## TASK TO CARRY OUT:
Reproduce verbatim the stretch of data from its first line through the line containing "y-tick-label: 400 xyxy=(44,375,74,395)", including both of those lines.
------ AVAILABLE RECORDS
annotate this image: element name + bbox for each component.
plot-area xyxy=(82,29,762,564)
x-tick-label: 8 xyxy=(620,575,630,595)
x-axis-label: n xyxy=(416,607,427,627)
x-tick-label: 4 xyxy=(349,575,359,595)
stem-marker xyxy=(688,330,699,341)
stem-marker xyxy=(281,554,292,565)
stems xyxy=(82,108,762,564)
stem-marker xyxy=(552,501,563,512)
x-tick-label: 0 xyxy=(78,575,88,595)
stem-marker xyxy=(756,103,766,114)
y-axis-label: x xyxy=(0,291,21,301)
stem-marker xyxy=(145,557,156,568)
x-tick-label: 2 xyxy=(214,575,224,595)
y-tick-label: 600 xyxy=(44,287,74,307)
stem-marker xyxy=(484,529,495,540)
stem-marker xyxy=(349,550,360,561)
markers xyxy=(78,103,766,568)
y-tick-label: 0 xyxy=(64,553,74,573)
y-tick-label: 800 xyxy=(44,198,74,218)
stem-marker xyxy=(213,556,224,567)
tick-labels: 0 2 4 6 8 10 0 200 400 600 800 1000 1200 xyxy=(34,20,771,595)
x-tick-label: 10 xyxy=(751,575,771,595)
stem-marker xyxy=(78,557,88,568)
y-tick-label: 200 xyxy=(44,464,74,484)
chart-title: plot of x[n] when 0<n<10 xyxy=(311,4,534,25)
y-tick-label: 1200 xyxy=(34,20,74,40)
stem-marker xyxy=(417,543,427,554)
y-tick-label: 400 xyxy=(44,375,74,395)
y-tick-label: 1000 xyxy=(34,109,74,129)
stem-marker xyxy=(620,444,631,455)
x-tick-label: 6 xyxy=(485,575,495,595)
------------
## EXERCISE SOLUTION:
annotate this image: element name + bbox for each component.
plot-area xyxy=(82,29,762,564)
x-tick-label: 8 xyxy=(620,575,630,595)
x-axis-label: n xyxy=(416,607,427,627)
x-tick-label: 4 xyxy=(349,575,359,595)
stem-marker xyxy=(688,330,699,341)
stem-marker xyxy=(281,554,292,565)
stems xyxy=(82,108,762,564)
stem-marker xyxy=(552,501,563,512)
x-tick-label: 0 xyxy=(78,575,88,595)
stem-marker xyxy=(756,103,766,114)
y-axis-label: x xyxy=(0,291,21,301)
stem-marker xyxy=(145,557,156,568)
x-tick-label: 2 xyxy=(214,575,224,595)
y-tick-label: 600 xyxy=(44,287,74,307)
stem-marker xyxy=(484,529,495,540)
stem-marker xyxy=(349,550,360,561)
markers xyxy=(78,103,766,568)
y-tick-label: 0 xyxy=(64,553,74,573)
y-tick-label: 800 xyxy=(44,198,74,218)
stem-marker xyxy=(213,556,224,567)
tick-labels: 0 2 4 6 8 10 0 200 400 600 800 1000 1200 xyxy=(34,20,771,595)
x-tick-label: 10 xyxy=(751,575,771,595)
stem-marker xyxy=(78,557,88,568)
y-tick-label: 200 xyxy=(44,464,74,484)
chart-title: plot of x[n] when 0<n<10 xyxy=(311,4,534,25)
y-tick-label: 1200 xyxy=(34,20,74,40)
stem-marker xyxy=(417,543,427,554)
y-tick-label: 400 xyxy=(44,375,74,395)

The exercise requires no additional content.